» Problem details:
Below is some material; transcribe all of it exactly.

— START Exercise materials —

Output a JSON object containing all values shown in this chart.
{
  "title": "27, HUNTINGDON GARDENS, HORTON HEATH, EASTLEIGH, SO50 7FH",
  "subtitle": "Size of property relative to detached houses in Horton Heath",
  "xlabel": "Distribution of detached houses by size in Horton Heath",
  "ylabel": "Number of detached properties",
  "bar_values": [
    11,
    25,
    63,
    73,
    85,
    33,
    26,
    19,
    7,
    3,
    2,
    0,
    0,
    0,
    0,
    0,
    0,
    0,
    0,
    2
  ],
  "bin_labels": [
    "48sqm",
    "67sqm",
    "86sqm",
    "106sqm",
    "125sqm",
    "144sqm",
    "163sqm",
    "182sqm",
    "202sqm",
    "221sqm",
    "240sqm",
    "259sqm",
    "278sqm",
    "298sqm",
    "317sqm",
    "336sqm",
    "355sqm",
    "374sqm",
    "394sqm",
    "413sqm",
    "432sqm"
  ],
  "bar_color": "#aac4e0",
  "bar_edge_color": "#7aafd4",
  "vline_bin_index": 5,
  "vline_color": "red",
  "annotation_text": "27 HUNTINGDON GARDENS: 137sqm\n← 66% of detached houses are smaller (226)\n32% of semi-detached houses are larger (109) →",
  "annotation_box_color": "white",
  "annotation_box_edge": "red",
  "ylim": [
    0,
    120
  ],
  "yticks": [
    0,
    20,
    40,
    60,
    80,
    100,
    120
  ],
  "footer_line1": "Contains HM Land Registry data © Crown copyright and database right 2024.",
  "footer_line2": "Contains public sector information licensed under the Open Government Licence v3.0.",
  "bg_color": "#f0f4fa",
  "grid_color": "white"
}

— END Exercise materials —

» Answer below:
Output a JSON object containing all values shown in this chart.
{
  "title": "27, HUNTINGDON GARDENS, HORTON HEATH, EASTLEIGH, SO50 7FH",
  "subtitle": "Size of property relative to detached houses in Horton Heath",
  "xlabel": "Distribution of detached houses by size in Horton Heath",
  "ylabel": "Number of detached properties",
  "bar_values": [
    11,
    25,
    63,
    73,
    85,
    33,
    26,
    19,
    7,
    3,
    2,
    0,
    0,
    0,
    0,
    0,
    0,
    0,
    0,
    2
  ],
  "bin_labels": [
    "48sqm",
    "67sqm",
    "86sqm",
    "106sqm",
    "125sqm",
    "144sqm",
    "163sqm",
    "182sqm",
    "202sqm",
    "221sqm",
    "240sqm",
    "259sqm",
    "278sqm",
    "298sqm",
    "317sqm",
    "336sqm",
    "355sqm",
    "374sqm",
    "394sqm",
    "413sqm",
    "432sqm"
  ],
  "bar_color": "#aac4e0",
  "bar_edge_color": "#7aafd4",
  "vline_bin_index": 5,
  "vline_color": "red",
  "annotation_text": "27 HUNTINGDON GARDENS: 137sqm\n← 66% of detached houses are smaller (226)\n32% of semi-detached houses are larger (109) →",
  "annotation_box_color": "white",
  "annotation_box_edge": "red",
  "ylim": [
    0,
    120
  ],
  "yticks": [
    0,
    20,
    40,
    60,
    80,
    100,
    120
  ],
  "footer_line1": "Contains HM Land Registry data © Crown copyright and database right 2024.",
  "footer_line2": "Contains public sector information licensed under the Open Government Licence v3.0.",
  "bg_color": "#f0f4fa",
  "grid_color": "white"
}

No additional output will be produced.